_EXERCISE MATERIALS_.
╔══

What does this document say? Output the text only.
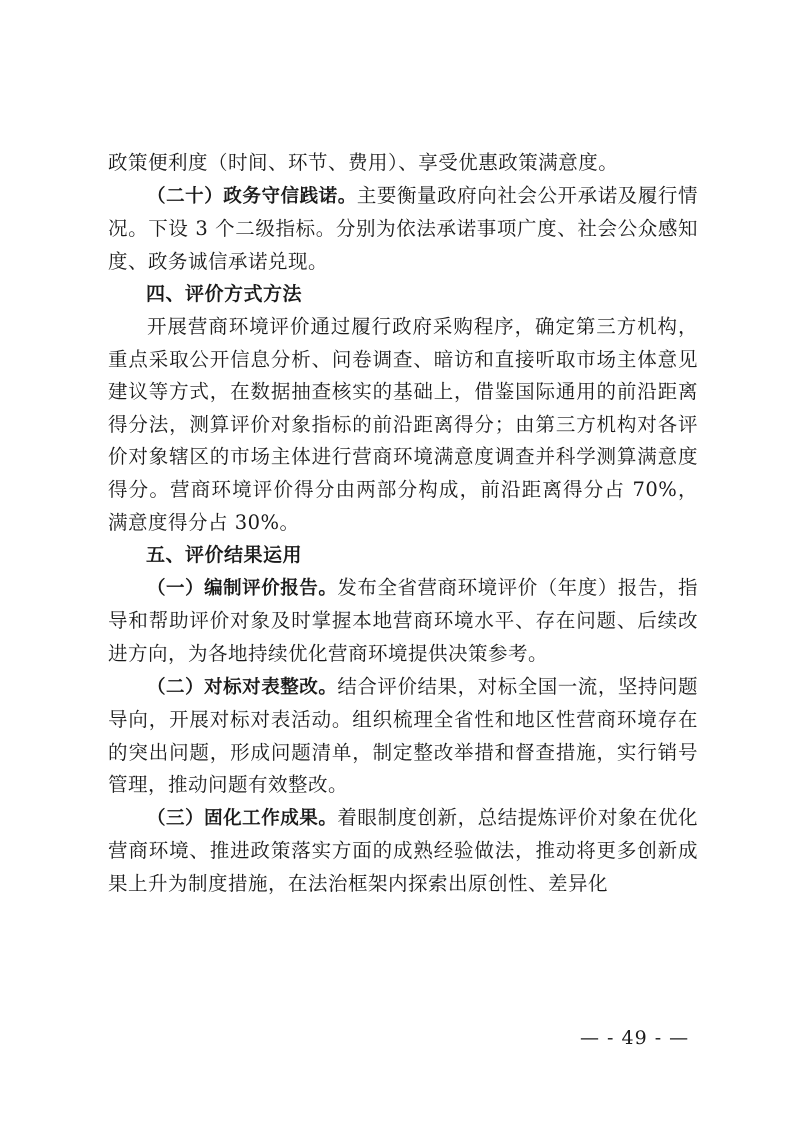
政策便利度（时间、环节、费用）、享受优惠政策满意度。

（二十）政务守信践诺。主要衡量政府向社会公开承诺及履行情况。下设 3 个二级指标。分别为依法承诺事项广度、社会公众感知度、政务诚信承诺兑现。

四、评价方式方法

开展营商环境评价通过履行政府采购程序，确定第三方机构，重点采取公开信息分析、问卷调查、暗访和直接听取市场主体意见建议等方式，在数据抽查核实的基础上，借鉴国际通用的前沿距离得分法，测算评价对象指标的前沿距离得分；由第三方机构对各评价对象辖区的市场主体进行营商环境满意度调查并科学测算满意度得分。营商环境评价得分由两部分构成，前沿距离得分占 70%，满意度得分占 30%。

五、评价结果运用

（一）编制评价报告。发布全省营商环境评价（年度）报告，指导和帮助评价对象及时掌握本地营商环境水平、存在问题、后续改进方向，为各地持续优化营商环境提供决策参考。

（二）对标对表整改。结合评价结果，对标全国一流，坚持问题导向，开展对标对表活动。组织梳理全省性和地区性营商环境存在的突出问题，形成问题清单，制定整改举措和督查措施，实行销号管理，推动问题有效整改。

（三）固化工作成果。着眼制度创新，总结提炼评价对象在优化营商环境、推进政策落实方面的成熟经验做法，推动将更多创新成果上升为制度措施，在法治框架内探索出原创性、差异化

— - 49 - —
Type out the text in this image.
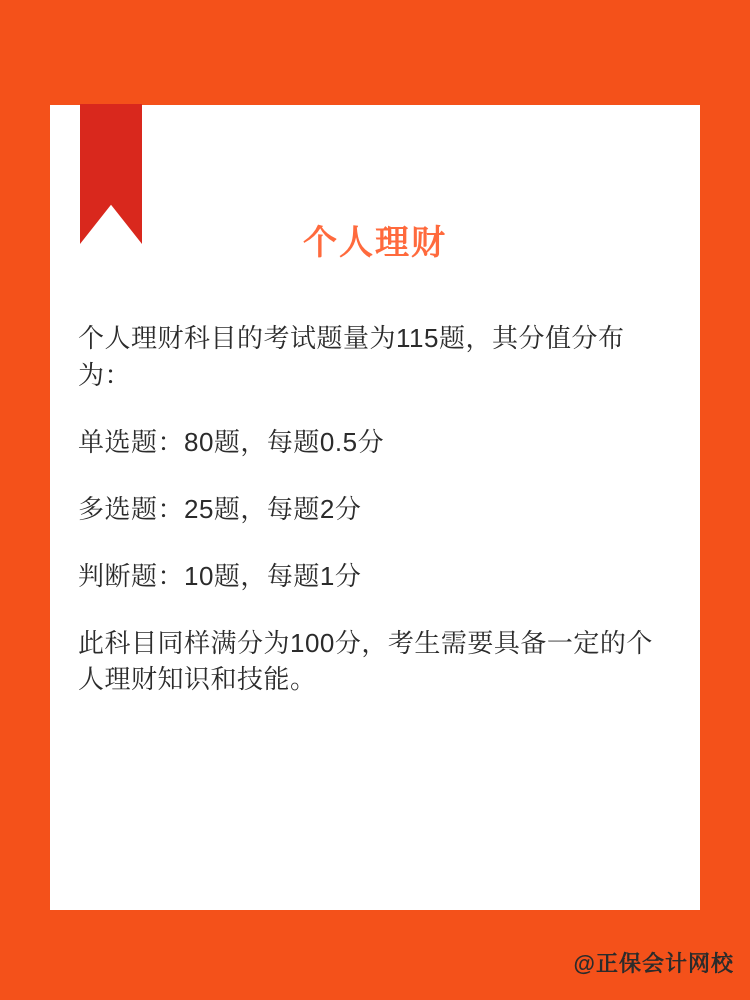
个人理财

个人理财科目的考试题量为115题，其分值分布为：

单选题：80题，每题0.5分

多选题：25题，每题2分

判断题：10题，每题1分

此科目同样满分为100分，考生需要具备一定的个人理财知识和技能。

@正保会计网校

╚══

Write out the material above once more, exactly as it reads, with no pictures.

_TASK SOLUTION_.
What does this document say? Output the text only.
政策便利度（时间、环节、费用）、享受优惠政策满意度。

（二十）政务守信践诺。主要衡量政府向社会公开承诺及履行情况。下设 3 个二级指标。分别为依法承诺事项广度、社会公众感知度、政务诚信承诺兑现。

四、评价方式方法

开展营商环境评价通过履行政府采购程序，确定第三方机构，重点采取公开信息分析、问卷调查、暗访和直接听取市场主体意见建议等方式，在数据抽查核实的基础上，借鉴国际通用的前沿距离得分法，测算评价对象指标的前沿距离得分；由第三方机构对各评价对象辖区的市场主体进行营商环境满意度调查并科学测算满意度得分。营商环境评价得分由两部分构成，前沿距离得分占 70%，满意度得分占 30%。

五、评价结果运用

（一）编制评价报告。发布全省营商环境评价（年度）报告，指导和帮助评价对象及时掌握本地营商环境水平、存在问题、后续改进方向，为各地持续优化营商环境提供决策参考。

（二）对标对表整改。结合评价结果，对标全国一流，坚持问题导向，开展对标对表活动。组织梳理全省性和地区性营商环境存在的突出问题，形成问题清单，制定整改举措和督查措施，实行销号管理，推动问题有效整改。

（三）固化工作成果。着眼制度创新，总结提炼评价对象在优化营商环境、推进政策落实方面的成熟经验做法，推动将更多创新成果上升为制度措施，在法治框架内探索出原创性、差异化

— - 49 - —
Type out the text in this image.
个人理财

个人理财科目的考试题量为115题，其分值分布为：

单选题：80题，每题0.5分

多选题：25题，每题2分

判断题：10题，每题1分

此科目同样满分为100分，考生需要具备一定的个人理财知识和技能。

@正保会计网校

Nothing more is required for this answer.